— BEGIN SUPPLIED ENTRIES —

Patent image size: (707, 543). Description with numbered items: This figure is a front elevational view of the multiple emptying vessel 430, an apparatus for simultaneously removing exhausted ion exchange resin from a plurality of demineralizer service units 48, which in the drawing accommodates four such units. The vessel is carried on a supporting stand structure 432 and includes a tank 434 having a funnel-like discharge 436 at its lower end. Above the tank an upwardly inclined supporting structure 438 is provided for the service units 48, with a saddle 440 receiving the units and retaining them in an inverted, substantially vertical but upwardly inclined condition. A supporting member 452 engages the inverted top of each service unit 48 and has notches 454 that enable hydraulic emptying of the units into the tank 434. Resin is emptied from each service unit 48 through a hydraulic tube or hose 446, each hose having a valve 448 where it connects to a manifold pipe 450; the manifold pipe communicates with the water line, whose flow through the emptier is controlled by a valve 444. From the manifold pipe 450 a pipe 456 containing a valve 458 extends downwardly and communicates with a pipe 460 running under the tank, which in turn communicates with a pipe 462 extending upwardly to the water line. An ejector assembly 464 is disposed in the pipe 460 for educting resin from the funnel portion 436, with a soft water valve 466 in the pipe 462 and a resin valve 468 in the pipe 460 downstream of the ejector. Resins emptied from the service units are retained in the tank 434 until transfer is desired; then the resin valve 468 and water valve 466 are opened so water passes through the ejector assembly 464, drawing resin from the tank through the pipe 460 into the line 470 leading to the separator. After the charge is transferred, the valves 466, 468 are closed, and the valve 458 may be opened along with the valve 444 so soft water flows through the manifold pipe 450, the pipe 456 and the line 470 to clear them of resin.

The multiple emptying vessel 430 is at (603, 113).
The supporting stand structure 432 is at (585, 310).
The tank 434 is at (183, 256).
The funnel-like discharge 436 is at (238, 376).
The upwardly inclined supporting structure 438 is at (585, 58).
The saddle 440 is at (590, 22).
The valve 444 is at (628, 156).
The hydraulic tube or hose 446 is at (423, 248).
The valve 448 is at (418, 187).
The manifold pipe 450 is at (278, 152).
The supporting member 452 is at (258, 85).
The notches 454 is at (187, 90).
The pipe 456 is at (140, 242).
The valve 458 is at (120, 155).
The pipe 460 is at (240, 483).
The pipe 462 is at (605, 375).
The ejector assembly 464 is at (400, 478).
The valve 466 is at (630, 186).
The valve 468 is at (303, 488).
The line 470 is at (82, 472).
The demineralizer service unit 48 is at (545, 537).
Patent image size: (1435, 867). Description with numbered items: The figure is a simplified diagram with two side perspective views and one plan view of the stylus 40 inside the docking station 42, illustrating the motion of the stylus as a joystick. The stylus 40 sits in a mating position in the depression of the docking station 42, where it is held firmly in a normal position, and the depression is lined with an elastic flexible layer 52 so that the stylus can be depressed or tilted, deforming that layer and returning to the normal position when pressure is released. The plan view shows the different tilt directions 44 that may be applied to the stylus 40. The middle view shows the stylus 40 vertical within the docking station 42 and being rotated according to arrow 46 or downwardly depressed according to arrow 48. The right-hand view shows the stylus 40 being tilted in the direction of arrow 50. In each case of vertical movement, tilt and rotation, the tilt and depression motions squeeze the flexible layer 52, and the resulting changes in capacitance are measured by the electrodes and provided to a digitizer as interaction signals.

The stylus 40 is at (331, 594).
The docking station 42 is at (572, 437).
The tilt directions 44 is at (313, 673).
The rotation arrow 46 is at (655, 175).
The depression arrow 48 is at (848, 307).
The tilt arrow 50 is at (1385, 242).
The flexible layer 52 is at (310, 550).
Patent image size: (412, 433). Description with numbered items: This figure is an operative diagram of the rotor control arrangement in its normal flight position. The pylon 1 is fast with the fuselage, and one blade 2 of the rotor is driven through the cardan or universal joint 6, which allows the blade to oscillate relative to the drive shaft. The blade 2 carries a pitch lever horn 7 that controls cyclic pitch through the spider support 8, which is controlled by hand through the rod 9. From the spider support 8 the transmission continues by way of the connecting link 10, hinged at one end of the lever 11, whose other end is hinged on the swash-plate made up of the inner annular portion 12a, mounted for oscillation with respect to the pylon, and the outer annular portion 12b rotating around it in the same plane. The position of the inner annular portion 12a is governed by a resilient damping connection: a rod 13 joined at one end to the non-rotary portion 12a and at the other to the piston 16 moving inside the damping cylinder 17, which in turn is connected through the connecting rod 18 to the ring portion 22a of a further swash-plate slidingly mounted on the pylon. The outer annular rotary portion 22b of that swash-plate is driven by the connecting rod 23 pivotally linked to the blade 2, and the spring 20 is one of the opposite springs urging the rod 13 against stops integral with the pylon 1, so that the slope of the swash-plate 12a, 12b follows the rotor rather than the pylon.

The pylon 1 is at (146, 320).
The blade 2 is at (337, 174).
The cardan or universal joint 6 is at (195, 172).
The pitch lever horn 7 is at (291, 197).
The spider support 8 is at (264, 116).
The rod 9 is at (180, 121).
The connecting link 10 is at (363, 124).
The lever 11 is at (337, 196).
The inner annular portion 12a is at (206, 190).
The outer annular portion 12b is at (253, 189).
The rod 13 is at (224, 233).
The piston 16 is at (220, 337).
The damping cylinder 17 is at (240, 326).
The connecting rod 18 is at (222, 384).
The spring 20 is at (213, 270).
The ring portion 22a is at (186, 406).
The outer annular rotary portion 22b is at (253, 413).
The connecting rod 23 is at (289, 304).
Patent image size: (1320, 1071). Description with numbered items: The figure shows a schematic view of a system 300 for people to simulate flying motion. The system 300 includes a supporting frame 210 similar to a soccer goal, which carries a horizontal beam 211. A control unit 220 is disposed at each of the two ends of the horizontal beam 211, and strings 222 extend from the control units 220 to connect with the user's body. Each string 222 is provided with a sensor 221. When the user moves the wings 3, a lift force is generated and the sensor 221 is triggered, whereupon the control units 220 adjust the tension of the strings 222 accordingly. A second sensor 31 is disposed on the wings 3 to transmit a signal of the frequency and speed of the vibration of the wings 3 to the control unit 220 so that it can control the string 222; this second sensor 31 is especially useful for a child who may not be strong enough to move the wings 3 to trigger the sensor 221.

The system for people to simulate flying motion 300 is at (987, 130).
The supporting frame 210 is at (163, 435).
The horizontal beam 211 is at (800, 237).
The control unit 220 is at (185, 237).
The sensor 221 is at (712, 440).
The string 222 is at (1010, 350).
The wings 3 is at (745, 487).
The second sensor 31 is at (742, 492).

— END SUPPLIED ENTRIES —

EXERCISE GOAL. Output the listing above as a CSV with two columns, description and coordinates. Give one row per entry, put each field in quotes, and replace any line breaks with spaces.

EXERCISE ANSWER.
description,coordinates
"Patent image size: (707, 543). Description with numbered items: This figure is a front elevational view of the multiple emptying vessel 430, an apparatus for simultaneously removing exhausted ion exchange resin from a plurality of demineralizer service units 48, which in the drawing accommodates four such units. The vessel is carried on a supporting stand structure 432 and includes a tank 434 having a funnel-like discharge 436 at its lower end. Above the tank an upwardly inclined supporting structure 438 is provided for the service units 48, with a saddle 440 receiving the units and retaining them in an inverted, substantially vertical but upwardly inclined condition. A supporting member 452 engages the inverted top of each service unit 48 and has notches 454 that enable hydraulic emptying of the units into the tank 434. Resin is emptied from each service unit 48 through a hydraulic tube or hose 446, each hose having a valve 448 where it connects to a manifold pipe 450; the manifold pipe communicates with the water line, whose flow through the emptier is controlled by a valve 444. From the manifold pipe 450 a pipe 456 containing a valve 458 extends downwardly and communicates with a pipe 460 running under the tank, which in turn communicates with a pipe 462 extending upwardly to the water line. An ejector assembly 464 is disposed in the pipe 460 for educting resin from the funnel portion 436, with a soft water valve 466 in the pipe 462 and a resin valve 468 in the pipe 460 downstream of the ejector. Resins emptied from the service units are retained in the tank 434 until transfer is desired; then the resin valve 468 and water valve 466 are opened so water passes through the ejector assembly 464, drawing resin from the tank through the pipe 460 into the line 470 leading to the separator. After the charge is transferred, the valves 466, 468 are closed, and the valve 458 may be opened along with the valve 444 so soft water flows through the manifold pipe 450, the pipe 456 and the line 470 to clear them of resin.","The multiple emptying vessel 430 is at (603, 113). The supporting stand structure 432 is at (585, 310). The tank 434 is at (183, 256). The funnel-like discharge 436 is at (238, 376). The upwardly inclined supporting structure 438 is at (585, 58). The saddle 440 is at (590, 22). The valve 444 is at (628, 156). The hydraulic tube or hose 446 is at (423, 248). The valve 448 is at (418, 187). The manifold pipe 450 is at (278, 152). The supporting member 452 is at (258, 85). The notches 454 is at (187, 90). The pipe 456 is at (140, 242). The valve 458 is at (120, 155). The pipe 460 is at (240, 483). The pipe 462 is at (605, 375). The ejector assembly 464 is at (400, 478). The valve 466 is at (630, 186). The valve 468 is at (303, 488). The line 470 is at (82, 472). The demineralizer service unit 48 is at (545, 537)."
"Patent image size: (1435, 867). Description with numbered items: The figure is a simplified diagram with two side perspective views and one plan view of the stylus 40 inside the docking station 42, illustrating the motion of the stylus as a joystick. The stylus 40 sits in a mating position in the depression of the docking station 42, where it is held firmly in a normal position, and the depression is lined with an elastic flexible layer 52 so that the stylus can be depressed or tilted, deforming that layer and returning to the normal position when pressure is released. The plan view shows the different tilt directions 44 that may be applied to the stylus 40. The middle view shows the stylus 40 vertical within the docking station 42 and being rotated according to arrow 46 or downwardly depressed according to arrow 48. The right-hand view shows the stylus 40 being tilted in the direction of arrow 50. In each case of vertical movement, tilt and rotation, the tilt and depression motions squeeze the flexible layer 52, and the resulting changes in capacitance are measured by the electrodes and provided to a digitizer as interaction signals.","The stylus 40 is at (331, 594). The docking station 42 is at (572, 437). The tilt directions 44 is at (313, 673). The rotation arrow 46 is at (655, 175). The depression arrow 48 is at (848, 307). The tilt arrow 50 is at (1385, 242). The flexible layer 52 is at (310, 550)."
"Patent image size: (412, 433). Description with numbered items: This figure is an operative diagram of the rotor control arrangement in its normal flight position. The pylon 1 is fast with the fuselage, and one blade 2 of the rotor is driven through the cardan or universal joint 6, which allows the blade to oscillate relative to the drive shaft. The blade 2 carries a pitch lever horn 7 that controls cyclic pitch through the spider support 8, which is controlled by hand through the rod 9. From the spider support 8 the transmission continues by way of the connecting link 10, hinged at one end of the lever 11, whose other end is hinged on the swash-plate made up of the inner annular portion 12a, mounted for oscillation with respect to the pylon, and the outer annular portion 12b rotating around it in the same plane. The position of the inner annular portion 12a is governed by a resilient damping connection: a rod 13 joined at one end to the non-rotary portion 12a and at the other to the piston 16 moving inside the damping cylinder 17, which in turn is connected through the connecting rod 18 to the ring portion 22a of a further swash-plate slidingly mounted on the pylon. The outer annular rotary portion 22b of that swash-plate is driven by the connecting rod 23 pivotally linked to the blade 2, and the spring 20 is one of the opposite springs urging the rod 13 against stops integral with the pylon 1, so that the slope of the swash-plate 12a, 12b follows the rotor rather than the pylon.","The pylon 1 is at (146, 320). The blade 2 is at (337, 174). The cardan or universal joint 6 is at (195, 172). The pitch lever horn 7 is at (291, 197). The spider support 8 is at (264, 116). The rod 9 is at (180, 121). The connecting link 10 is at (363, 124). The lever 11 is at (337, 196). The inner annular portion 12a is at (206, 190). The outer annular portion 12b is at (253, 189). The rod 13 is at (224, 233). The piston 16 is at (220, 337). The damping cylinder 17 is at (240, 326). The connecting rod 18 is at (222, 384). The spring 20 is at (213, 270). The ring portion 22a is at (186, 406). The outer annular rotary portion 22b is at (253, 413). The connecting rod 23 is at (289, 304)."
"Patent image size: (1320, 1071). Description with numbered items: The figure shows a schematic view of a system 300 for people to simulate flying motion. The system 300 includes a supporting frame 210 similar to a soccer goal, which carries a horizontal beam 211. A control unit 220 is disposed at each of the two ends of the horizontal beam 211, and strings 222 extend from the control units 220 to connect with the user's body. Each string 222 is provided with a sensor 221. When the user moves the wings 3, a lift force is generated and the sensor 221 is triggered, whereupon the control units 220 adjust the tension of the strings 222 accordingly. A second sensor 31 is disposed on the wings 3 to transmit a signal of the frequency and speed of the vibration of the wings 3 to the control unit 220 so that it can control the string 222; this second sensor 31 is especially useful for a child who may not be strong enough to move the wings 3 to trigger the sensor 221.","The system for people to simulate flying motion 300 is at (987, 130). The supporting frame 210 is at (163, 435). The horizontal beam 211 is at (800, 237). The control unit 220 is at (185, 237). The sensor 221 is at (712, 440). The string 222 is at (1010, 350). The wings 3 is at (745, 487). The second sensor 31 is at (742, 492)."